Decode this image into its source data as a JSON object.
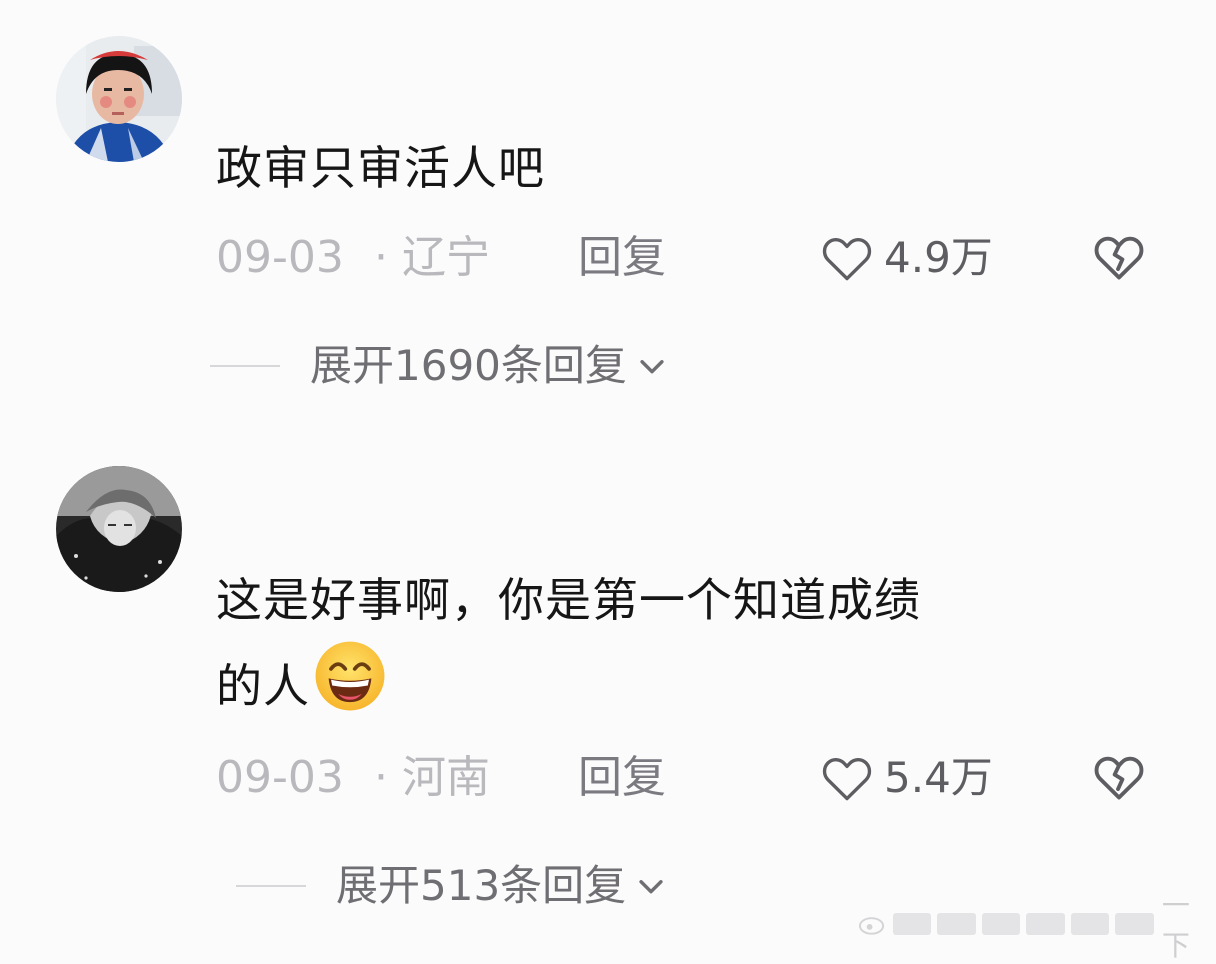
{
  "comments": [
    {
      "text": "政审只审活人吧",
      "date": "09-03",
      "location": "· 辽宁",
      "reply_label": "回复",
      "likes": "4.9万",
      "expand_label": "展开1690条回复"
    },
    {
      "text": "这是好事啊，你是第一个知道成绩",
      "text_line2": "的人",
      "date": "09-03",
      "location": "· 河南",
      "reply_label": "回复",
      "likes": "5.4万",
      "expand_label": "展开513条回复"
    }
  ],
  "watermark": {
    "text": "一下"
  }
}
====================
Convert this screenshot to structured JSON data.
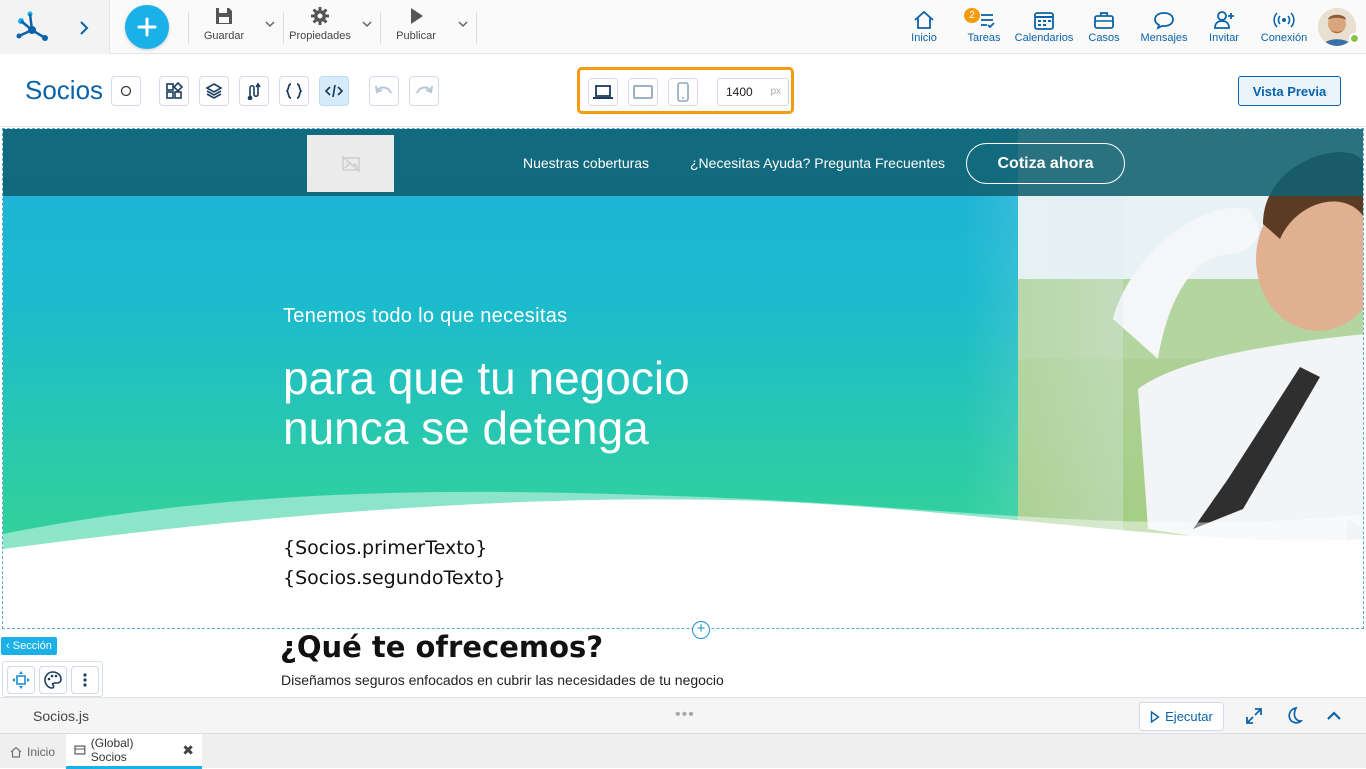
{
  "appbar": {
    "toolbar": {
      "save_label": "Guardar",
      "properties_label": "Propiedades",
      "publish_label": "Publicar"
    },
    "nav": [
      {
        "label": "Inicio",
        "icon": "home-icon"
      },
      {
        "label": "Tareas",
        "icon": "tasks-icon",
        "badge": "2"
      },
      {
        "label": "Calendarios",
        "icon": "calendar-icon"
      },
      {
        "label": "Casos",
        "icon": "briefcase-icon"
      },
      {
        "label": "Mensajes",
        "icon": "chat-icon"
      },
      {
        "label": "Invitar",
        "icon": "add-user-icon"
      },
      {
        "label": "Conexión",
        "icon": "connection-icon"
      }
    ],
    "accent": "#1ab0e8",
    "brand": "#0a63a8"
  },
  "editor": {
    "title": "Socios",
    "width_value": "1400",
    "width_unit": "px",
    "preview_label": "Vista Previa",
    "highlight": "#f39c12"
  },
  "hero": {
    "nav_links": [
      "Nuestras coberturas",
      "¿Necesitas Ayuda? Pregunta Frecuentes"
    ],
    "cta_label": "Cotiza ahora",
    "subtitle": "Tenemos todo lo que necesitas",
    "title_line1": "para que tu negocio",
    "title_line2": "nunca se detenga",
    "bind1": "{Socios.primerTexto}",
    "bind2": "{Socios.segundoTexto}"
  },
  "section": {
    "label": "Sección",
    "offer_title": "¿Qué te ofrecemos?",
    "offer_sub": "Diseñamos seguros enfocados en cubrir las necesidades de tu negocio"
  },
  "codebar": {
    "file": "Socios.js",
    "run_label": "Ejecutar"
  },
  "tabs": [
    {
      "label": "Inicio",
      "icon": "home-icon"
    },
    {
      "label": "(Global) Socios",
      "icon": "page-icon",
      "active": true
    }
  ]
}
====================
> _WRITTEN PROBLEM_:
Isolate the lines above that contain the word "Socios" and copy them.

> _WRITTEN ANSWER_:
    "title": "Socios",
    "bind1": "{Socios.primerTexto}",
    "bind2": "{Socios.segundoTexto}"
    "file": "Socios.js",
      "label": "(Global) Socios",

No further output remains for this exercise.